Problem requirements: Pull out every line below containing the word "name".

Dataset rows:

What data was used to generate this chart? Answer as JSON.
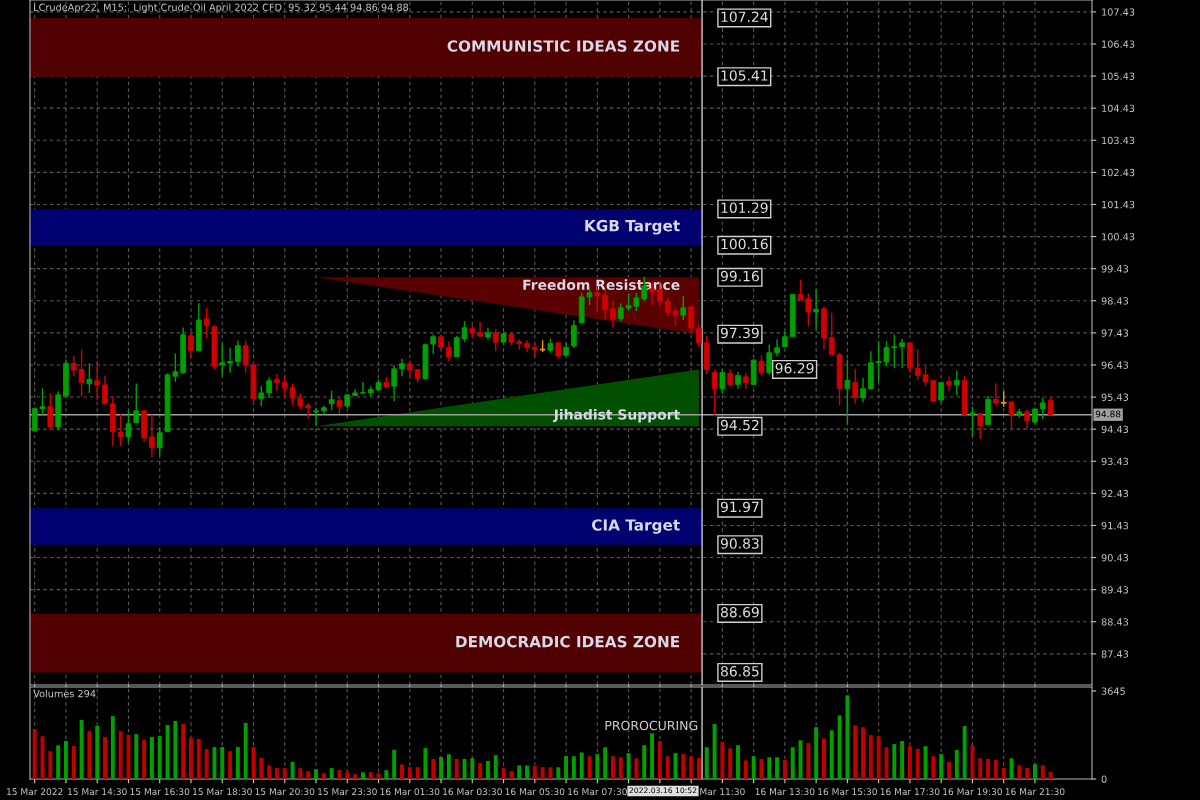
{
  "chart_data": [
    {
      "type": "candlestick",
      "title": "LCrudeApr22, M15:  Light Crude Oil April 2022 CFD  95.32 95.44 94.86 94.88",
      "categories": [
        null,
        null,
        null,
        null,
        null,
        null,
        null,
        null,
        null,
        null,
        null,
        null,
        null,
        null,
        null,
        null,
        null,
        null,
        null,
        null,
        null,
        null,
        null,
        null,
        null,
        null,
        null,
        null,
        null,
        null,
        null,
        null,
        null,
        null,
        null,
        null,
        null,
        null,
        null,
        null,
        null,
        null,
        null,
        null,
        null,
        null,
        null,
        null,
        null,
        null,
        null,
        null,
        null,
        null,
        null,
        null,
        null,
        null,
        null,
        null,
        null,
        null,
        null,
        null,
        null,
        null,
        null,
        null,
        null,
        null,
        null,
        null,
        null,
        null,
        null,
        null,
        null,
        null,
        null,
        null,
        null,
        null,
        null,
        null,
        null,
        null,
        null,
        null,
        null,
        null,
        null,
        null,
        null,
        null,
        null,
        null,
        null,
        null,
        null,
        null,
        null,
        null,
        null,
        null,
        null,
        null,
        null,
        null,
        null,
        null,
        null,
        null,
        null,
        null,
        null,
        null,
        null,
        null,
        null,
        null,
        null,
        null,
        null,
        null,
        null,
        null,
        null,
        null,
        null,
        null,
        null
      ],
      "series": [
        {
          "type": "area",
          "name": "Freedom Resistance",
          "color": "#5a0000",
          "values": [
            null,
            null,
            null,
            null,
            null,
            null,
            null,
            null,
            null,
            null,
            null,
            null,
            null,
            null,
            null,
            null,
            null,
            null,
            null,
            null,
            null,
            null,
            null,
            null,
            null,
            null,
            null,
            null,
            null,
            null,
            null,
            null,
            null,
            null,
            null,
            null,
            99.16,
            null,
            null,
            null,
            null,
            null,
            null,
            null,
            null,
            null,
            null,
            null,
            null,
            null,
            null,
            null,
            null,
            null,
            null,
            null,
            null,
            null,
            null,
            null,
            null,
            null,
            null,
            null,
            null,
            null,
            null,
            null,
            null,
            null,
            null,
            null,
            null,
            null,
            null,
            null,
            null,
            null,
            null,
            null,
            null,
            null,
            null,
            null,
            null,
            97.39,
            null,
            null,
            null,
            null,
            null,
            null,
            null,
            null,
            null,
            null,
            null,
            null,
            null,
            null,
            null,
            null,
            null,
            null,
            null,
            null,
            null,
            null,
            null,
            null,
            null,
            null,
            null,
            null,
            null,
            null,
            null,
            null,
            null,
            null,
            null,
            null,
            null,
            null,
            null,
            null,
            null,
            null,
            null,
            null,
            null
          ]
        },
        {
          "type": "area",
          "name": "Jihadist Support",
          "color": "#005000",
          "values": [
            null,
            null,
            null,
            null,
            null,
            null,
            null,
            null,
            null,
            null,
            null,
            null,
            null,
            null,
            null,
            null,
            null,
            null,
            null,
            null,
            null,
            null,
            null,
            null,
            null,
            null,
            null,
            null,
            null,
            null,
            null,
            null,
            null,
            null,
            null,
            null,
            94.52,
            null,
            null,
            null,
            null,
            null,
            null,
            null,
            null,
            null,
            null,
            null,
            null,
            null,
            null,
            null,
            null,
            null,
            null,
            null,
            null,
            null,
            null,
            null,
            null,
            null,
            null,
            null,
            null,
            null,
            null,
            null,
            null,
            null,
            null,
            null,
            null,
            null,
            null,
            null,
            null,
            null,
            null,
            null,
            null,
            null,
            null,
            null,
            null,
            96.29,
            null,
            null,
            null,
            null,
            null,
            null,
            null,
            null,
            null,
            null,
            null,
            null,
            null,
            null,
            null,
            null,
            null,
            null,
            null,
            null,
            null,
            null,
            null,
            null,
            null,
            null,
            null,
            null,
            null,
            null,
            null,
            null,
            null,
            null,
            null,
            null,
            null,
            null,
            null,
            null,
            null,
            null,
            null,
            null,
            null
          ]
        }
      ],
      "annotations": [
        "107.24",
        "105.41",
        "101.29",
        "100.16",
        "99.16",
        "97.39",
        "96.29",
        "94.52",
        "91.97",
        "90.83",
        "88.69",
        "86.85"
      ],
      "ohlc": [
        [
          94.38,
          95.1,
          94.35,
          95.07
        ],
        [
          95.07,
          95.7,
          94.84,
          95.13
        ],
        [
          95.13,
          95.54,
          94.4,
          94.5
        ],
        [
          94.5,
          95.61,
          94.4,
          95.5
        ],
        [
          95.46,
          96.6,
          95.46,
          96.48
        ],
        [
          96.48,
          96.71,
          96.08,
          96.27
        ],
        [
          96.29,
          96.91,
          95.44,
          95.88
        ],
        [
          95.84,
          96.48,
          95.56,
          95.98
        ],
        [
          95.94,
          96.54,
          95.34,
          95.8
        ],
        [
          95.81,
          96.1,
          95.22,
          95.22
        ],
        [
          95.22,
          95.44,
          93.9,
          94.35
        ],
        [
          94.34,
          94.92,
          93.9,
          94.19
        ],
        [
          94.19,
          95.02,
          94.01,
          94.6
        ],
        [
          94.63,
          95.85,
          94.63,
          95.0
        ],
        [
          95.0,
          95.0,
          94.03,
          94.16
        ],
        [
          94.19,
          94.89,
          93.54,
          93.85
        ],
        [
          93.85,
          94.5,
          93.59,
          94.32
        ],
        [
          94.35,
          96.17,
          94.35,
          96.12
        ],
        [
          96.08,
          96.79,
          95.9,
          96.22
        ],
        [
          96.19,
          97.6,
          96.15,
          97.37
        ],
        [
          97.34,
          97.45,
          96.64,
          96.87
        ],
        [
          96.87,
          98.35,
          96.87,
          97.83
        ],
        [
          97.87,
          98.21,
          97.27,
          97.66
        ],
        [
          97.62,
          97.68,
          96.29,
          96.39
        ],
        [
          96.43,
          97.1,
          96.12,
          96.5
        ],
        [
          96.49,
          96.97,
          96.19,
          96.54
        ],
        [
          96.53,
          97.19,
          96.39,
          97.03
        ],
        [
          97.03,
          97.19,
          96.19,
          96.43
        ],
        [
          96.43,
          96.54,
          95.25,
          95.38
        ],
        [
          95.38,
          95.77,
          95.15,
          95.56
        ],
        [
          95.56,
          96.04,
          95.4,
          95.94
        ],
        [
          95.98,
          96.15,
          95.62,
          95.88
        ],
        [
          95.88,
          96.12,
          95.42,
          95.71
        ],
        [
          95.72,
          95.85,
          95.19,
          95.4
        ],
        [
          95.38,
          95.54,
          95.05,
          95.15
        ],
        [
          95.17,
          95.25,
          94.77,
          95.09
        ],
        [
          94.96,
          95.1,
          94.53,
          95.0
        ],
        [
          95.0,
          95.17,
          94.88,
          95.1
        ],
        [
          95.22,
          95.63,
          95.02,
          95.35
        ],
        [
          95.32,
          95.44,
          94.9,
          95.13
        ],
        [
          95.15,
          95.5,
          95.09,
          95.5
        ],
        [
          95.48,
          95.67,
          95.46,
          95.56
        ],
        [
          95.55,
          95.9,
          95.54,
          95.57
        ],
        [
          95.56,
          95.77,
          95.44,
          95.67
        ],
        [
          95.65,
          95.98,
          95.65,
          95.88
        ],
        [
          95.88,
          96.06,
          95.71,
          95.75
        ],
        [
          95.77,
          96.43,
          95.3,
          96.31
        ],
        [
          96.31,
          96.62,
          96.08,
          96.47
        ],
        [
          96.47,
          96.57,
          96.0,
          96.27
        ],
        [
          96.29,
          96.29,
          95.88,
          96.0
        ],
        [
          96.0,
          97.1,
          95.96,
          97.06
        ],
        [
          97.08,
          97.38,
          96.77,
          97.31
        ],
        [
          97.31,
          97.38,
          96.91,
          96.98
        ],
        [
          96.98,
          97.16,
          96.55,
          96.69
        ],
        [
          96.69,
          97.33,
          96.69,
          97.28
        ],
        [
          97.25,
          97.79,
          97.14,
          97.59
        ],
        [
          97.56,
          97.66,
          97.28,
          97.43
        ],
        [
          97.43,
          97.77,
          97.31,
          97.33
        ],
        [
          97.3,
          97.59,
          97.23,
          97.43
        ],
        [
          97.43,
          97.56,
          96.86,
          97.14
        ],
        [
          97.14,
          97.45,
          97.12,
          97.4
        ],
        [
          97.38,
          97.46,
          97.04,
          97.14
        ],
        [
          97.16,
          97.23,
          96.91,
          97.09
        ],
        [
          97.1,
          97.2,
          96.83,
          96.97
        ],
        [
          96.98,
          97.1,
          96.69,
          96.91
        ],
        [
          96.91,
          97.2,
          96.83,
          96.91
        ],
        [
          96.89,
          97.25,
          96.81,
          97.1
        ],
        [
          97.12,
          97.12,
          96.62,
          96.71
        ],
        [
          96.73,
          97.12,
          96.71,
          96.98
        ],
        [
          97.02,
          97.82,
          96.96,
          97.66
        ],
        [
          97.74,
          98.68,
          97.72,
          98.55
        ],
        [
          98.55,
          98.87,
          98.3,
          98.68
        ],
        [
          98.68,
          98.89,
          98.06,
          98.58
        ],
        [
          98.6,
          98.78,
          97.85,
          98.14
        ],
        [
          98.18,
          98.42,
          97.58,
          97.85
        ],
        [
          97.87,
          98.35,
          97.79,
          98.21
        ],
        [
          98.2,
          98.66,
          98.11,
          98.28
        ],
        [
          98.26,
          98.68,
          98.11,
          98.52
        ],
        [
          98.49,
          99.18,
          98.42,
          98.89
        ],
        [
          98.8,
          99.0,
          98.28,
          98.7
        ],
        [
          98.78,
          99.01,
          98.26,
          98.41
        ],
        [
          98.42,
          98.52,
          97.95,
          98.06
        ],
        [
          98.11,
          98.24,
          97.66,
          97.97
        ],
        [
          97.98,
          98.58,
          97.83,
          98.21
        ],
        [
          98.24,
          98.24,
          97.41,
          97.58
        ],
        [
          97.56,
          97.74,
          96.99,
          97.12
        ],
        [
          97.12,
          97.33,
          96.14,
          96.29
        ],
        [
          96.19,
          96.29,
          94.84,
          95.69
        ],
        [
          95.69,
          96.29,
          95.54,
          96.19
        ],
        [
          96.17,
          96.29,
          95.77,
          95.82
        ],
        [
          95.82,
          96.21,
          95.69,
          96.1
        ],
        [
          96.06,
          96.19,
          95.69,
          95.88
        ],
        [
          95.82,
          96.62,
          95.82,
          96.58
        ],
        [
          96.55,
          96.73,
          96.1,
          96.19
        ],
        [
          96.19,
          97.07,
          96.13,
          96.81
        ],
        [
          96.81,
          97.23,
          96.69,
          96.97
        ],
        [
          97.0,
          97.47,
          97.0,
          97.31
        ],
        [
          97.31,
          98.63,
          97.31,
          98.63
        ],
        [
          98.63,
          99.09,
          98.45,
          98.45
        ],
        [
          98.49,
          98.66,
          97.64,
          98.08
        ],
        [
          98.08,
          98.78,
          97.54,
          98.16
        ],
        [
          98.18,
          98.24,
          96.91,
          97.27
        ],
        [
          97.28,
          98.06,
          96.75,
          96.75
        ],
        [
          96.75,
          96.81,
          95.17,
          95.69
        ],
        [
          95.69,
          96.6,
          94.58,
          95.95
        ],
        [
          95.88,
          96.31,
          95.23,
          95.41
        ],
        [
          95.41,
          96.03,
          95.27,
          95.69
        ],
        [
          95.69,
          96.86,
          95.65,
          96.5
        ],
        [
          96.5,
          97.17,
          95.9,
          96.54
        ],
        [
          96.52,
          97.17,
          96.39,
          96.97
        ],
        [
          96.97,
          97.38,
          96.33,
          97.0
        ],
        [
          97.0,
          97.25,
          96.33,
          97.12
        ],
        [
          97.12,
          97.12,
          96.19,
          96.33
        ],
        [
          96.33,
          96.93,
          95.96,
          96.1
        ],
        [
          96.12,
          96.42,
          95.77,
          95.9
        ],
        [
          95.95,
          95.95,
          95.3,
          95.3
        ],
        [
          95.34,
          95.88,
          95.27,
          95.88
        ],
        [
          95.91,
          96.06,
          95.61,
          95.81
        ],
        [
          95.81,
          96.26,
          95.48,
          95.95
        ],
        [
          95.95,
          96.1,
          94.84,
          94.87
        ],
        [
          94.87,
          95.12,
          94.23,
          94.94
        ],
        [
          94.92,
          94.92,
          94.13,
          94.53
        ],
        [
          94.57,
          95.46,
          94.57,
          95.36
        ],
        [
          95.36,
          95.85,
          95.17,
          95.25
        ],
        [
          95.25,
          95.61,
          95.13,
          95.25
        ],
        [
          95.28,
          95.28,
          94.44,
          94.87
        ],
        [
          94.87,
          95.06,
          94.78,
          94.97
        ],
        [
          94.97,
          95.04,
          94.44,
          94.7
        ],
        [
          94.65,
          95.06,
          94.61,
          95.06
        ],
        [
          95.06,
          95.41,
          94.75,
          95.25
        ],
        [
          95.32,
          95.44,
          94.86,
          94.88
        ]
      ],
      "colors": [
        "#00a000",
        "#00a000",
        "#d00000",
        "#00a000",
        "#00a000",
        "#d00000",
        "#d00000",
        "#00a000",
        "#d00000",
        "#d00000",
        "#d00000",
        "#d00000",
        "#00a000",
        "#00a000",
        "#d00000",
        "#d00000",
        "#00a000",
        "#00a000",
        "#00a000",
        "#00a000",
        "#d00000",
        "#00a000",
        "#d00000",
        "#d00000",
        "#00a000",
        "#00a000",
        "#00a000",
        "#d00000",
        "#d00000",
        "#00a000",
        "#00a000",
        "#d00000",
        "#d00000",
        "#d00000",
        "#d00000",
        "#d00000",
        "#00a000",
        "#00a000",
        "#00a000",
        "#d00000",
        "#00a000",
        "#00a000",
        "#00a000",
        "#00a000",
        "#00a000",
        "#d00000",
        "#00a000",
        "#00a000",
        "#d00000",
        "#d00000",
        "#00a000",
        "#00a000",
        "#d00000",
        "#d00000",
        "#00a000",
        "#00a000",
        "#d00000",
        "#d00000",
        "#00a000",
        "#d00000",
        "#00a000",
        "#d00000",
        "#d00000",
        "#d00000",
        "#d00000",
        "#ff9020",
        "#00a000",
        "#d00000",
        "#00a000",
        "#00a000",
        "#00a000",
        "#00a000",
        "#d00000",
        "#d00000",
        "#d00000",
        "#00a000",
        "#00a000",
        "#00a000",
        "#00a000",
        "#d00000",
        "#d00000",
        "#d00000",
        "#d00000",
        "#00a000",
        "#d00000",
        "#d00000",
        "#d00000",
        "#d00000",
        "#00a000",
        "#d00000",
        "#00a000",
        "#d00000",
        "#00a000",
        "#d00000",
        "#00a000",
        "#00a000",
        "#00a000",
        "#00a000",
        "#d00000",
        "#d00000",
        "#00a000",
        "#d00000",
        "#d00000",
        "#d00000",
        "#00a000",
        "#d00000",
        "#00a000",
        "#00a000",
        "#00a000",
        "#00a000",
        "#00a000",
        "#00a000",
        "#d00000",
        "#d00000",
        "#d00000",
        "#d00000",
        "#00a000",
        "#d00000",
        "#00a000",
        "#d00000",
        "#00a000",
        "#d00000",
        "#00a000",
        "#d00000",
        "#ff9020",
        "#d00000",
        "#00a000",
        "#d00000",
        "#00a000",
        "#00a000",
        "#d00000"
      ],
      "ylim": [
        86.46,
        107.8
      ],
      "yticks": [
        87.43,
        88.43,
        89.43,
        90.43,
        91.43,
        92.43,
        93.43,
        94.43,
        95.43,
        96.43,
        97.43,
        98.43,
        99.43,
        100.43,
        101.43,
        102.43,
        103.43,
        104.43,
        105.43,
        106.43,
        107.43
      ],
      "grid": true,
      "tick_labels": "y",
      "bands": [
        {
          "axis": "y",
          "from": 105.41,
          "to": 107.24,
          "label": "COMMUNISTIC IDEAS ZONE",
          "color": "#500000"
        },
        {
          "axis": "y",
          "from": 100.16,
          "to": 101.29,
          "label": "KGB Target",
          "color": "#000070"
        },
        {
          "axis": "y",
          "from": 90.83,
          "to": 91.97,
          "label": "CIA Target",
          "color": "#000070"
        },
        {
          "axis": "y",
          "from": 86.85,
          "to": 88.69,
          "label": "DEMOCRADIC IDEAS ZONE",
          "color": "#500000"
        }
      ],
      "ref_lines": [
        {
          "axis": "y",
          "value": 94.88,
          "label": "94.88",
          "color": "#a0a0a0"
        }
      ]
    },
    {
      "type": "bar",
      "title": "Volumes 294",
      "categories": [
        "15 Mar 2022",
        null,
        null,
        null,
        null,
        null,
        null,
        null,
        "15 Mar 14:30",
        null,
        null,
        null,
        null,
        null,
        null,
        null,
        "15 Mar 16:30",
        null,
        null,
        null,
        null,
        null,
        null,
        null,
        "15 Mar 18:30",
        null,
        null,
        null,
        null,
        null,
        null,
        null,
        "15 Mar 20:30",
        null,
        null,
        null,
        null,
        null,
        null,
        null,
        "15 Mar 23:30",
        null,
        null,
        null,
        null,
        null,
        null,
        null,
        "16 Mar 01:30",
        null,
        null,
        null,
        null,
        null,
        null,
        null,
        "16 Mar 03:30",
        null,
        null,
        null,
        null,
        null,
        null,
        null,
        "16 Mar 05:30",
        null,
        null,
        null,
        null,
        null,
        null,
        null,
        "16 Mar 07:30",
        null,
        null,
        null,
        null,
        null,
        null,
        null,
        null,
        null,
        null,
        null,
        null,
        null,
        null,
        null,
        "Mar 11:30",
        null,
        null,
        null,
        null,
        null,
        null,
        null,
        "16 Mar 13:30",
        null,
        null,
        null,
        null,
        null,
        null,
        null,
        "16 Mar 15:30",
        null,
        null,
        null,
        null,
        null,
        null,
        null,
        "16 Mar 17:30",
        null,
        null,
        null,
        null,
        null,
        null,
        null,
        "16 Mar 19:30",
        null,
        null,
        null,
        null,
        null,
        null,
        null,
        "16 Mar 21:30",
        null,
        null
      ],
      "values": [
        2067,
        1772,
        1153,
        1392,
        1575,
        1364,
        2446,
        1982,
        2193,
        1743,
        2601,
        1982,
        1828,
        1856,
        1617,
        1743,
        1786,
        2236,
        2404,
        2278,
        1701,
        1659,
        1237,
        1322,
        1322,
        1153,
        1322,
        2320,
        1322,
        872,
        562,
        450,
        450,
        703,
        450,
        323,
        408,
        239,
        450,
        366,
        281,
        197,
        281,
        281,
        239,
        366,
        1209,
        605,
        492,
        492,
        1279,
        830,
        914,
        1026,
        830,
        830,
        858,
        661,
        745,
        984,
        450,
        323,
        562,
        562,
        534,
        492,
        484,
        484,
        943,
        943,
        1101,
        943,
        1029,
        1315,
        943,
        900,
        1072,
        857,
        1401,
        1889,
        1573,
        943,
        1072,
        1029,
        943,
        871,
        1315,
        2276,
        1530,
        1273,
        1401,
        771,
        943,
        828,
        900,
        900,
        785,
        1315,
        1602,
        1487,
        2146,
        1688,
        2016,
        2634,
        3465,
        2218,
        2146,
        1816,
        1773,
        1315,
        1444,
        1573,
        1358,
        1244,
        1358,
        943,
        1029,
        699,
        1201,
        2190,
        1401,
        857,
        828,
        785,
        456,
        857,
        570,
        456,
        613,
        570,
        294
      ],
      "colors": [
        "#c00000",
        "#c00000",
        "#c00000",
        "#00a000",
        "#00a000",
        "#c00000",
        "#00a000",
        "#c00000",
        "#00a000",
        "#c00000",
        "#00a000",
        "#c00000",
        "#c00000",
        "#00a000",
        "#c00000",
        "#00a000",
        "#00a000",
        "#00a000",
        "#00a000",
        "#c00000",
        "#c00000",
        "#c00000",
        "#c00000",
        "#00a000",
        "#00a000",
        "#c00000",
        "#00a000",
        "#00a000",
        "#c00000",
        "#c00000",
        "#c00000",
        "#c00000",
        "#c00000",
        "#00a000",
        "#c00000",
        "#c00000",
        "#00a000",
        "#c00000",
        "#00a000",
        "#c00000",
        "#c00000",
        "#c00000",
        "#00a000",
        "#c00000",
        "#c00000",
        "#00a000",
        "#00a000",
        "#c00000",
        "#c00000",
        "#c00000",
        "#00a000",
        "#c00000",
        "#00a000",
        "#00a000",
        "#c00000",
        "#00a000",
        "#00a000",
        "#c00000",
        "#00a000",
        "#00a000",
        "#c00000",
        "#c00000",
        "#00a000",
        "#00a000",
        "#c00000",
        "#c00000",
        "#c00000",
        "#00a000",
        "#00a000",
        "#00a000",
        "#00a000",
        "#c00000",
        "#00a000",
        "#00a000",
        "#c00000",
        "#c00000",
        "#00a000",
        "#c00000",
        "#00a000",
        "#00a000",
        "#c00000",
        "#c00000",
        "#00a000",
        "#c00000",
        "#c00000",
        "#c00000",
        "#00a000",
        "#00a000",
        "#c00000",
        "#c00000",
        "#00a000",
        "#c00000",
        "#00a000",
        "#c00000",
        "#00a000",
        "#00a000",
        "#c00000",
        "#00a000",
        "#00a000",
        "#c00000",
        "#00a000",
        "#c00000",
        "#00a000",
        "#00a000",
        "#00a000",
        "#c00000",
        "#c00000",
        "#c00000",
        "#c00000",
        "#c00000",
        "#00a000",
        "#00a000",
        "#c00000",
        "#c00000",
        "#00a000",
        "#c00000",
        "#00a000",
        "#c00000",
        "#00a000",
        "#00a000",
        "#c00000",
        "#c00000",
        "#c00000",
        "#c00000",
        "#c00000",
        "#00a000",
        "#c00000",
        "#c00000",
        "#00a000",
        "#c00000",
        "#c00000"
      ],
      "ylim": [
        0,
        3810
      ],
      "yticks": [
        0,
        3645
      ],
      "grid": "x",
      "annotations": [
        "PROROCURING",
        "2022.03.16 10:52"
      ]
    }
  ]
}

Written solution:
          "name": "Freedom Resistance",
          "name": "Jihadist Support",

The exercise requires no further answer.